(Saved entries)
____
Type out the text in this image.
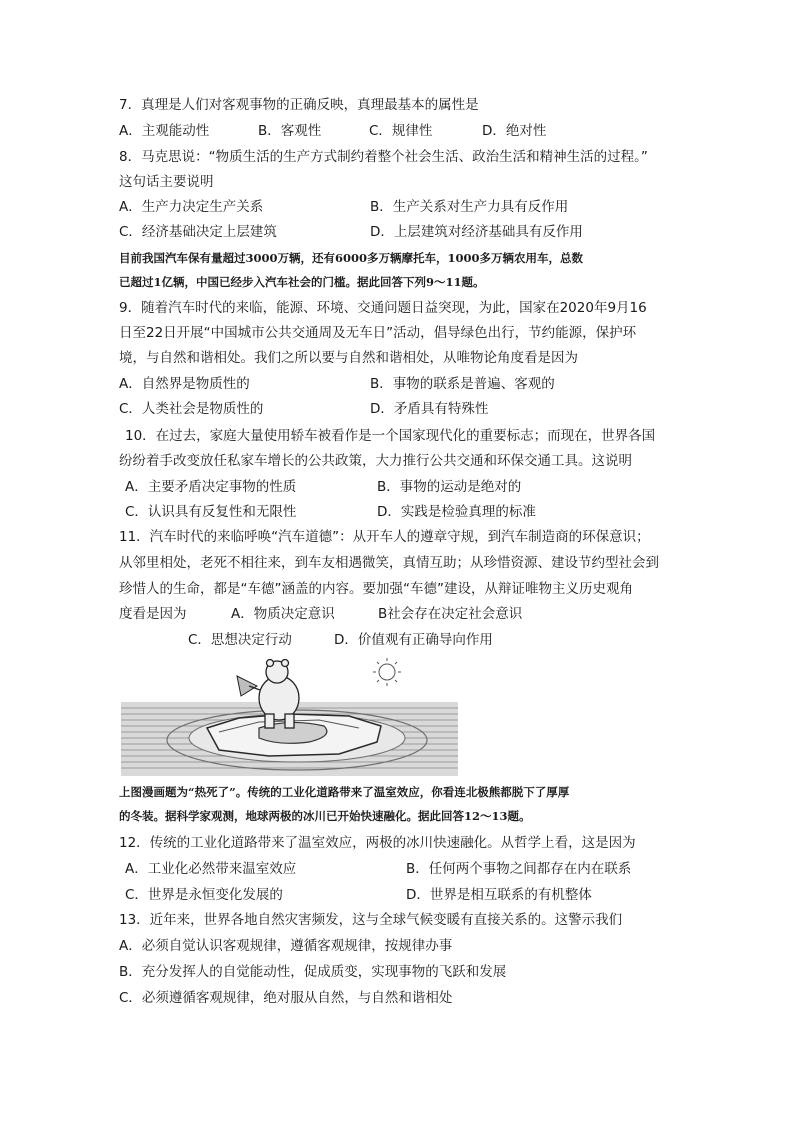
7．真理是人们对客观事物的正确反映，真理最基本的属性是
A．主观能动性	B．客观性	C．规律性	D．绝对性
8．马克思说：“物质生活的生产方式制约着整个社会生活、政治生活和精神生活的过程。”
这句话主要说明
A．生产力决定生产关系	B．生产关系对生产力具有反作用
C．经济基础决定上层建筑	D．上层建筑对经济基础具有反作用
目前我国汽车保有量超过3000万辆，还有6000多万辆摩托车，1000多万辆农用车，总数
已超过1亿辆，中国已经步入汽车社会的门槛。据此回答下列9～11题。
9．随着汽车时代的来临，能源、环境、交通问题日益突现，为此，国家在2020年9月16
日至22日开展“中国城市公共交通周及无车日”活动，倡导绿色出行，节约能源，保护环
境，与自然和谐相处。我们之所以要与自然和谐相处，从唯物论角度看是因为
A．自然界是物质性的	B．事物的联系是普遍、客观的
C．人类社会是物质性的	D．矛盾具有特殊性
10．在过去，家庭大量使用轿车被看作是一个国家现代化的重要标志；而现在，世界各国
纷纷着手改变放任私家车增长的公共政策，大力推行公共交通和环保交通工具。这说明
A．主要矛盾决定事物的性质	B．事物的运动是绝对的
C．认识具有反复性和无限性	D．实践是检验真理的标准
11．汽车时代的来临呼唤“汽车道德”：从开车人的遵章守规，到汽车制造商的环保意识；
从邻里相处，老死不相往来，到车友相遇微笑，真情互助；从珍惜资源、建设节约型社会到
珍惜人的生命，都是“车德”涵盖的内容。要加强“车德”建设，从辩证唯物主义历史观角
度看是因为	A．物质决定意识	B社会存在决定社会意识
C．思想决定行动	D．价值观有正确导向作用
上图漫画题为“热死了”。传统的工业化道路带来了温室效应，你看连北极熊都脱下了厚厚
的冬装。据科学家观测，地球两极的冰川已开始快速融化。据此回答12～13题。
12．传统的工业化道路带来了温室效应，两极的冰川快速融化。从哲学上看，这是因为
A．工业化必然带来温室效应	B．任何两个事物之间都存在内在联系
C．世界是永恒变化发展的	D．世界是相互联系的有机整体
13．近年来，世界各地自然灾害频发，这与全球气候变暖有直接关系的。这警示我们
A．必须自觉认识客观规律，遵循客观规律，按规律办事
B．充分发挥人的自觉能动性，促成质变，实现事物的飞跃和发展
C．必须遵循客观规律，绝对服从自然，与自然和谐相处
____
◆ **REQUIREMENTS**
Copy every record above exactly, leaving out any pictures.

◆ **SOLUTION FOR THIS PROBLEM**
Type out the text in this image.
7．真理是人们对客观事物的正确反映，真理最基本的属性是
A．主观能动性	B．客观性	C．规律性	D．绝对性
8．马克思说：“物质生活的生产方式制约着整个社会生活、政治生活和精神生活的过程。”
这句话主要说明
A．生产力决定生产关系	B．生产关系对生产力具有反作用
C．经济基础决定上层建筑	D．上层建筑对经济基础具有反作用
目前我国汽车保有量超过3000万辆，还有6000多万辆摩托车，1000多万辆农用车，总数
已超过1亿辆，中国已经步入汽车社会的门槛。据此回答下列9～11题。
9．随着汽车时代的来临，能源、环境、交通问题日益突现，为此，国家在2020年9月16
日至22日开展“中国城市公共交通周及无车日”活动，倡导绿色出行，节约能源，保护环
境，与自然和谐相处。我们之所以要与自然和谐相处，从唯物论角度看是因为
A．自然界是物质性的	B．事物的联系是普遍、客观的
C．人类社会是物质性的	D．矛盾具有特殊性
10．在过去，家庭大量使用轿车被看作是一个国家现代化的重要标志；而现在，世界各国
纷纷着手改变放任私家车增长的公共政策，大力推行公共交通和环保交通工具。这说明
A．主要矛盾决定事物的性质	B．事物的运动是绝对的
C．认识具有反复性和无限性	D．实践是检验真理的标准
11．汽车时代的来临呼唤“汽车道德”：从开车人的遵章守规，到汽车制造商的环保意识；
从邻里相处，老死不相往来，到车友相遇微笑，真情互助；从珍惜资源、建设节约型社会到
珍惜人的生命，都是“车德”涵盖的内容。要加强“车德”建设，从辩证唯物主义历史观角
度看是因为	A．物质决定意识	B社会存在决定社会意识
C．思想决定行动	D．价值观有正确导向作用
上图漫画题为“热死了”。传统的工业化道路带来了温室效应，你看连北极熊都脱下了厚厚
的冬装。据科学家观测，地球两极的冰川已开始快速融化。据此回答12～13题。
12．传统的工业化道路带来了温室效应，两极的冰川快速融化。从哲学上看，这是因为
A．工业化必然带来温室效应	B．任何两个事物之间都存在内在联系
C．世界是永恒变化发展的	D．世界是相互联系的有机整体
13．近年来，世界各地自然灾害频发，这与全球气候变暖有直接关系的。这警示我们
A．必须自觉认识客观规律，遵循客观规律，按规律办事
B．充分发挥人的自觉能动性，促成质变，实现事物的飞跃和发展
C．必须遵循客观规律，绝对服从自然，与自然和谐相处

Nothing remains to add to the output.